* **GIVEN TEXT**
>> Begin

CODEWITHSUNDEEP
pythondjangopython-2.7django-modelsdjango-views
dahyunism
dahyunism

Reputation: 55

Django reverse foreign key

I'm using python/django for 1 month now and I need help because I can't find any similar questions that has the answer I was looking for. I have Worker model and Job model. A Worker can have many jobs. I need to query the latest job that the Worker has.

class Worker(models.Model):
   name = models.CharField(max_length=128)

class Job(models.Model):
   worker = models.ForeignKey(Worker)
   type = models.CharField(max_length=64)
   position = models.CharField(max_length=64)
   location = models.CharField(max_length=128)
   start_date = models.DateField()

I am currently using this sample code. The problem is that this returns similar Worker objects including its previous jobs. I just want to query the Worker with the latest job location and start date.

for employee in Job.objects.all():
   print(employee.worker, employee.location, employee.start_date)

Sample Output

(A, north, 2018-01-21)
(A, south, 2018-09-13)
(A, east, 2019-05-11)
(B, west, 2019-01-01)

Is there a way to use a for loop to a query like Worker.job_set.all() to have this expected output

(A, east, 2019-05-11)
(B, west, 2019-01-01)

Hope you can help a newbie like me. Thank you in advance! :)

>> End

* **DATASET EXCERPTS**
>> Begin

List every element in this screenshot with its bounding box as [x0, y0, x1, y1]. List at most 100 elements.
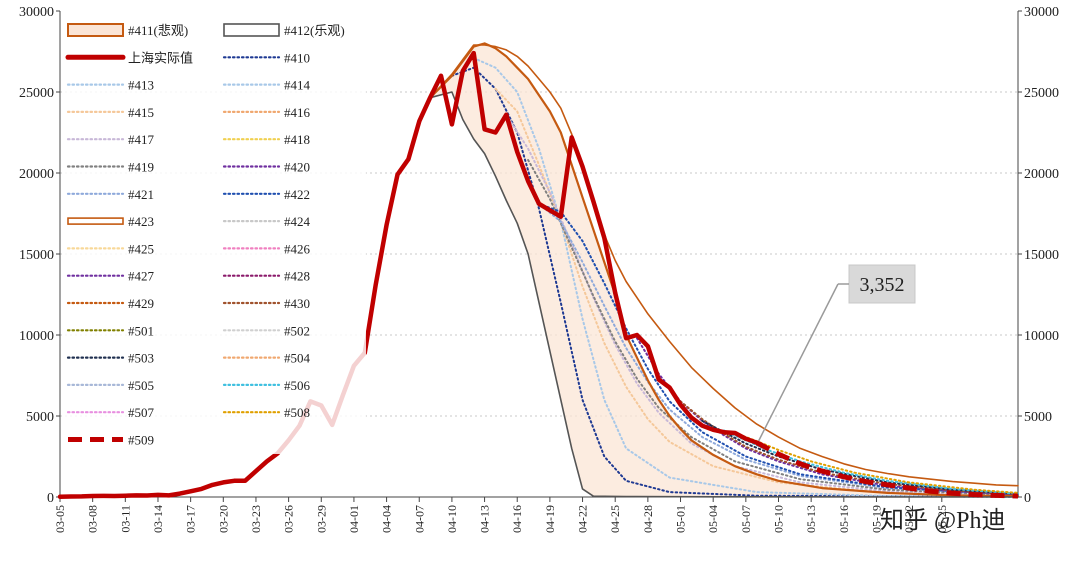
x-tick-label: 05-10 — [772, 505, 786, 533]
legend-label: #425 — [128, 241, 154, 256]
legend-item: #424 — [222, 214, 311, 229]
band-fill — [430, 43, 1019, 498]
legend-item: #422 — [222, 187, 310, 202]
y-tick-label-left: 10000 — [19, 329, 54, 344]
legend-item: #426 — [222, 241, 311, 256]
callout-leader-line — [758, 283, 839, 442]
legend-item: #429 — [66, 296, 154, 311]
legend-swatch — [223, 23, 280, 37]
callout-box — [848, 264, 916, 304]
legend-item: #502 — [222, 323, 310, 338]
x-tick-label: 04-10 — [445, 505, 459, 533]
legend-label: #506 — [284, 378, 311, 393]
series-line-415 — [494, 87, 1019, 497]
legend-label: #424 — [284, 214, 311, 229]
value-callout: 3,352 — [758, 264, 916, 442]
legend-item: #410 — [222, 50, 310, 65]
legend-item: #414 — [222, 78, 311, 93]
legend-label: #509 — [128, 433, 154, 448]
legend-item: #505 — [66, 378, 154, 393]
legend-label: #423 — [128, 214, 154, 229]
y-tick-label-left: 30000 — [19, 5, 54, 20]
y-tick-label-right: 20000 — [1024, 167, 1059, 182]
legend-item: #430 — [222, 296, 310, 311]
legend-label: #426 — [284, 241, 311, 256]
series-line-430 — [679, 400, 1019, 496]
legend-label: #412(乐观) — [284, 23, 345, 38]
legend-item: #428 — [222, 269, 310, 284]
legend-label: #417 — [128, 132, 155, 147]
y-tick-label-left: 15000 — [19, 248, 54, 263]
x-tick-label: 04-28 — [641, 505, 655, 533]
series-line-419 — [527, 159, 1019, 497]
y-tick-label-left: 5000 — [26, 410, 54, 425]
x-tick-label: 04-25 — [608, 505, 622, 533]
legend-item: #412(乐观) — [223, 23, 345, 38]
legend-label: #504 — [284, 351, 311, 366]
legend-item: #423 — [67, 214, 154, 229]
series-lines — [57, 42, 1020, 499]
legend-item: #504 — [222, 351, 311, 366]
x-tick-label: 05-01 — [674, 505, 688, 533]
watermark: 知乎 @Ph迪 — [880, 507, 1005, 534]
legend-item: #416 — [222, 105, 311, 120]
legend-label: #422 — [284, 187, 310, 202]
x-tick-label: 04-19 — [543, 505, 557, 533]
x-tick-label: 05-07 — [739, 505, 753, 533]
legend-label: #503 — [128, 351, 154, 366]
legend-item: #417 — [66, 132, 155, 147]
legend-label: 上海实际值 — [128, 50, 193, 65]
y-tick-label-left: 20000 — [19, 167, 54, 182]
x-tick-label: 03-08 — [86, 505, 100, 533]
y-tick-label-left: 0 — [47, 491, 54, 506]
legend-background — [62, 13, 366, 454]
x-tick-label: 03-05 — [53, 505, 67, 533]
y-tick-label-right: 15000 — [1024, 248, 1059, 263]
x-tick-label: 04-13 — [478, 505, 492, 533]
y-tick-label-right: 0 — [1024, 491, 1031, 506]
legend-label: #418 — [284, 132, 310, 147]
legend-label: #416 — [284, 105, 311, 120]
y-axis-right-ticks: 0 5000 10000 15000 20000 25000 30000 — [1018, 5, 1059, 506]
legend-label: #501 — [128, 323, 154, 338]
legend-label: #421 — [128, 187, 154, 202]
legend-label: #429 — [128, 296, 154, 311]
series-line-417 — [505, 113, 1019, 497]
legend-label: #410 — [284, 50, 310, 65]
legend-label: #413 — [128, 78, 154, 93]
x-tick-label: 03-23 — [249, 505, 263, 533]
callout-value: 3,352 — [860, 274, 905, 296]
legend-item: #507 — [66, 405, 155, 420]
y-tick-label-right: 10000 — [1024, 329, 1059, 344]
legend-item: #413 — [66, 78, 154, 93]
legend-item: #425 — [66, 241, 154, 256]
legend-item: #421 — [66, 187, 154, 202]
series-line-509 — [755, 440, 1019, 499]
x-tick-label: 04-07 — [412, 505, 426, 533]
legend-item: #427 — [66, 269, 155, 284]
legend-swatch — [67, 23, 124, 37]
legend-item: #506 — [222, 378, 311, 393]
legend-label: #411(悲观) — [128, 23, 188, 38]
legend-label: #420 — [284, 160, 310, 175]
legend-item: #420 — [222, 160, 310, 175]
legend-item: #411(悲观) — [67, 23, 188, 38]
series-line-412 — [429, 91, 1019, 498]
legend-label: #427 — [128, 269, 155, 284]
legend-item: #419 — [66, 160, 154, 175]
legend-label: #419 — [128, 160, 154, 175]
legend-item: #501 — [66, 323, 154, 338]
series-line-422 — [538, 202, 1019, 496]
forecast-range-band — [430, 43, 1019, 498]
x-tick-label: 04-01 — [347, 505, 361, 533]
legend-item: #415 — [66, 105, 154, 120]
y-axis-left-ticks: 0 5000 10000 15000 20000 25000 30000 — [19, 5, 60, 506]
series-line- — [57, 50, 759, 499]
x-tick-label: 05-13 — [804, 505, 818, 533]
legend-label: #428 — [284, 269, 310, 284]
x-tick-label: 05-19 — [869, 505, 883, 533]
legend-label: #414 — [284, 78, 311, 93]
x-tick-label: 03-29 — [314, 505, 328, 533]
x-tick-label: 05-16 — [837, 505, 851, 533]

>> End

* **SET EXERCISE**
Please summarize the Django forum post in two sentences.

* **WRITTEN ANSWER**
A user who has been working with Python and Django for a month has a Worker model and a Job model, where each job links to a worker through a foreign key and a worker can have many jobs. Their current loop over Job.objects.all() returns every job, including previous ones, so they ask whether a for loop with a query like Worker.job_set.all() can give each worker with only the latest job location and start date.